## Description of the task
Skip the pictures. Reproduce all other material exactly.

Stored data:
+++++

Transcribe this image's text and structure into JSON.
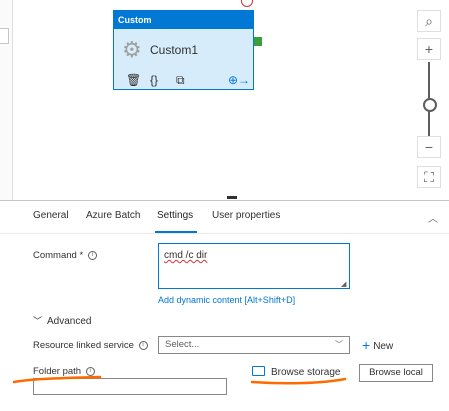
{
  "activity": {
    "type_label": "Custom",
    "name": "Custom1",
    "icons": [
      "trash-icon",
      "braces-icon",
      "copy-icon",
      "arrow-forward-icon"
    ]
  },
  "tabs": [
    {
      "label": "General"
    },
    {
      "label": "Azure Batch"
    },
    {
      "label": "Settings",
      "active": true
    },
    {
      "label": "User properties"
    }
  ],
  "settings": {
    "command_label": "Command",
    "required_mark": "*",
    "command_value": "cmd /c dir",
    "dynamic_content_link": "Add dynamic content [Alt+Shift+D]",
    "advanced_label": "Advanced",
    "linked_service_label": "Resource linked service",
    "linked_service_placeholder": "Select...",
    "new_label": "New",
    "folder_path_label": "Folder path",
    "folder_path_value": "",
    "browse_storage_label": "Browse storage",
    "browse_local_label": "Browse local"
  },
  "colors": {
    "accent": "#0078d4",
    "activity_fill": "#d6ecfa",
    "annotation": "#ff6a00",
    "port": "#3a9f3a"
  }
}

+++++

## Exercise response
Transcribe this image's text and structure into JSON.
{
  "activity": {
    "type_label": "Custom",
    "name": "Custom1",
    "icons": [
      "trash-icon",
      "braces-icon",
      "copy-icon",
      "arrow-forward-icon"
    ]
  },
  "tabs": [
    {
      "label": "General"
    },
    {
      "label": "Azure Batch"
    },
    {
      "label": "Settings",
      "active": true
    },
    {
      "label": "User properties"
    }
  ],
  "settings": {
    "command_label": "Command",
    "required_mark": "*",
    "command_value": "cmd /c dir",
    "dynamic_content_link": "Add dynamic content [Alt+Shift+D]",
    "advanced_label": "Advanced",
    "linked_service_label": "Resource linked service",
    "linked_service_placeholder": "Select...",
    "new_label": "New",
    "folder_path_label": "Folder path",
    "folder_path_value": "",
    "browse_storage_label": "Browse storage",
    "browse_local_label": "Browse local"
  },
  "colors": {
    "accent": "#0078d4",
    "activity_fill": "#d6ecfa",
    "annotation": "#ff6a00",
    "port": "#3a9f3a"
  }
}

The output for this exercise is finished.